Given problem: Every line of the material is to be repeated exactly as it stands.

Records for the task:
------------

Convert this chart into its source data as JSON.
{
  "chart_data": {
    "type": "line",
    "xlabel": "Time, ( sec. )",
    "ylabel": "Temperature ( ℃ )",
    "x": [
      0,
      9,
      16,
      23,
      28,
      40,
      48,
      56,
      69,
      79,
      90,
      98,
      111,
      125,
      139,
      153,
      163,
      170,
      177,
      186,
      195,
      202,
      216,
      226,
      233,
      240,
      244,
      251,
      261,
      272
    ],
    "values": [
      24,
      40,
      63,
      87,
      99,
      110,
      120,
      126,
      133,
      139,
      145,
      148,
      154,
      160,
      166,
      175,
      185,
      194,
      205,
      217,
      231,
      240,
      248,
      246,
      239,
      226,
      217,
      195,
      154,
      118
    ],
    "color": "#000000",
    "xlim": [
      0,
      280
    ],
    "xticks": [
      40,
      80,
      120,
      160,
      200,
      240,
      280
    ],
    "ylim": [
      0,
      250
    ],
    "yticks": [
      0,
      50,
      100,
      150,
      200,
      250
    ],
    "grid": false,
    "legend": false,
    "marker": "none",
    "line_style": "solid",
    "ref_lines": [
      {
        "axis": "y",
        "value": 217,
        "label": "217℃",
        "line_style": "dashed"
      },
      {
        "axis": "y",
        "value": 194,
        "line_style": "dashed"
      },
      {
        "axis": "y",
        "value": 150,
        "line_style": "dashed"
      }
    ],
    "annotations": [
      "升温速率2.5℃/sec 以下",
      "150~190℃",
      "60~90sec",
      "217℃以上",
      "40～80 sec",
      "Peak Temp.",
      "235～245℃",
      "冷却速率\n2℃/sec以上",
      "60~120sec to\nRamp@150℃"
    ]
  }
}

------------

Result of this task:
Convert this chart into its source data as JSON.
{
  "chart_data": {
    "type": "line",
    "xlabel": "Time, ( sec. )",
    "ylabel": "Temperature ( ℃ )",
    "x": [
      0,
      9,
      16,
      23,
      28,
      40,
      48,
      56,
      69,
      79,
      90,
      98,
      111,
      125,
      139,
      153,
      163,
      170,
      177,
      186,
      195,
      202,
      216,
      226,
      233,
      240,
      244,
      251,
      261,
      272
    ],
    "values": [
      24,
      40,
      63,
      87,
      99,
      110,
      120,
      126,
      133,
      139,
      145,
      148,
      154,
      160,
      166,
      175,
      185,
      194,
      205,
      217,
      231,
      240,
      248,
      246,
      239,
      226,
      217,
      195,
      154,
      118
    ],
    "color": "#000000",
    "xlim": [
      0,
      280
    ],
    "xticks": [
      40,
      80,
      120,
      160,
      200,
      240,
      280
    ],
    "ylim": [
      0,
      250
    ],
    "yticks": [
      0,
      50,
      100,
      150,
      200,
      250
    ],
    "grid": false,
    "legend": false,
    "marker": "none",
    "line_style": "solid",
    "ref_lines": [
      {
        "axis": "y",
        "value": 217,
        "label": "217℃",
        "line_style": "dashed"
      },
      {
        "axis": "y",
        "value": 194,
        "line_style": "dashed"
      },
      {
        "axis": "y",
        "value": 150,
        "line_style": "dashed"
      }
    ],
    "annotations": [
      "升温速率2.5℃/sec 以下",
      "150~190℃",
      "60~90sec",
      "217℃以上",
      "40～80 sec",
      "Peak Temp.",
      "235～245℃",
      "冷却速率\n2℃/sec以上",
      "60~120sec to\nRamp@150℃"
    ]
  }
}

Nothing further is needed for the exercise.